(Stored data)
=======

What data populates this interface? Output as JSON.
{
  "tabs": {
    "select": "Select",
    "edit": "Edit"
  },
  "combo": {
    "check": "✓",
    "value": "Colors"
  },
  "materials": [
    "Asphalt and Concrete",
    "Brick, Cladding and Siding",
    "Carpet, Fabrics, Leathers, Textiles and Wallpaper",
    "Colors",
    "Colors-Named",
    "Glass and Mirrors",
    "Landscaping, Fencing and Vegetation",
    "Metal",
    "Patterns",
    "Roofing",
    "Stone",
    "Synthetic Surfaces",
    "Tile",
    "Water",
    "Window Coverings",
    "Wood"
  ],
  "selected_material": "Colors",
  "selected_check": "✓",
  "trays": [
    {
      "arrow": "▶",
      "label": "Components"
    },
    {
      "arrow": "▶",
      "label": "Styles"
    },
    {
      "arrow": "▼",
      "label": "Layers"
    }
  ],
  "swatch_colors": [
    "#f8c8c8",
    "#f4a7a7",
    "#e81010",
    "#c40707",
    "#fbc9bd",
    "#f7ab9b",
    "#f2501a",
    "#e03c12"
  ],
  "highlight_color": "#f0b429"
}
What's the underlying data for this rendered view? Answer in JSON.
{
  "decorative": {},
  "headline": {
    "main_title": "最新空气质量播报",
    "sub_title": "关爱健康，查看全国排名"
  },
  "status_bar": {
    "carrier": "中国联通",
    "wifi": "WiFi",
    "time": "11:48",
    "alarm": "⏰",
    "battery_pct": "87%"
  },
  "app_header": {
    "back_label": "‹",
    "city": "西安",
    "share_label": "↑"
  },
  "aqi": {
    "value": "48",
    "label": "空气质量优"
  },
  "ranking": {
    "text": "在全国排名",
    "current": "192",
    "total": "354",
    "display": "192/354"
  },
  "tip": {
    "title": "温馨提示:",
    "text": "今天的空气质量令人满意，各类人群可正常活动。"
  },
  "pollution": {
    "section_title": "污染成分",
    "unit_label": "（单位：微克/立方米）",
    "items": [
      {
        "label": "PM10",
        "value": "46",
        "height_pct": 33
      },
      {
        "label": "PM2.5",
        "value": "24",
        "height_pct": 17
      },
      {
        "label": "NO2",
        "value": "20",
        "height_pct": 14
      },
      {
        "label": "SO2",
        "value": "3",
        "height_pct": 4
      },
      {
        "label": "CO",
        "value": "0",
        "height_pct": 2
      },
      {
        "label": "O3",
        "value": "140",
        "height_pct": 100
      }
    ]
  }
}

=======

* _DESCRIPTION OF THE TASK_: Repeat the data verbatim.

* _SOLUTION TO THE EXERCISE_:
What data populates this interface? Output as JSON.
{
  "tabs": {
    "select": "Select",
    "edit": "Edit"
  },
  "combo": {
    "check": "✓",
    "value": "Colors"
  },
  "materials": [
    "Asphalt and Concrete",
    "Brick, Cladding and Siding",
    "Carpet, Fabrics, Leathers, Textiles and Wallpaper",
    "Colors",
    "Colors-Named",
    "Glass and Mirrors",
    "Landscaping, Fencing and Vegetation",
    "Metal",
    "Patterns",
    "Roofing",
    "Stone",
    "Synthetic Surfaces",
    "Tile",
    "Water",
    "Window Coverings",
    "Wood"
  ],
  "selected_material": "Colors",
  "selected_check": "✓",
  "trays": [
    {
      "arrow": "▶",
      "label": "Components"
    },
    {
      "arrow": "▶",
      "label": "Styles"
    },
    {
      "arrow": "▼",
      "label": "Layers"
    }
  ],
  "swatch_colors": [
    "#f8c8c8",
    "#f4a7a7",
    "#e81010",
    "#c40707",
    "#fbc9bd",
    "#f7ab9b",
    "#f2501a",
    "#e03c12"
  ],
  "highlight_color": "#f0b429"
}
What's the underlying data for this rendered view? Answer in JSON.
{
  "decorative": {},
  "headline": {
    "main_title": "最新空气质量播报",
    "sub_title": "关爱健康，查看全国排名"
  },
  "status_bar": {
    "carrier": "中国联通",
    "wifi": "WiFi",
    "time": "11:48",
    "alarm": "⏰",
    "battery_pct": "87%"
  },
  "app_header": {
    "back_label": "‹",
    "city": "西安",
    "share_label": "↑"
  },
  "aqi": {
    "value": "48",
    "label": "空气质量优"
  },
  "ranking": {
    "text": "在全国排名",
    "current": "192",
    "total": "354",
    "display": "192/354"
  },
  "tip": {
    "title": "温馨提示:",
    "text": "今天的空气质量令人满意，各类人群可正常活动。"
  },
  "pollution": {
    "section_title": "污染成分",
    "unit_label": "（单位：微克/立方米）",
    "items": [
      {
        "label": "PM10",
        "value": "46",
        "height_pct": 33
      },
      {
        "label": "PM2.5",
        "value": "24",
        "height_pct": 17
      },
      {
        "label": "NO2",
        "value": "20",
        "height_pct": 14
      },
      {
        "label": "SO2",
        "value": "3",
        "height_pct": 4
      },
      {
        "label": "CO",
        "value": "0",
        "height_pct": 2
      },
      {
        "label": "O3",
        "value": "140",
        "height_pct": 100
      }
    ]
  }
}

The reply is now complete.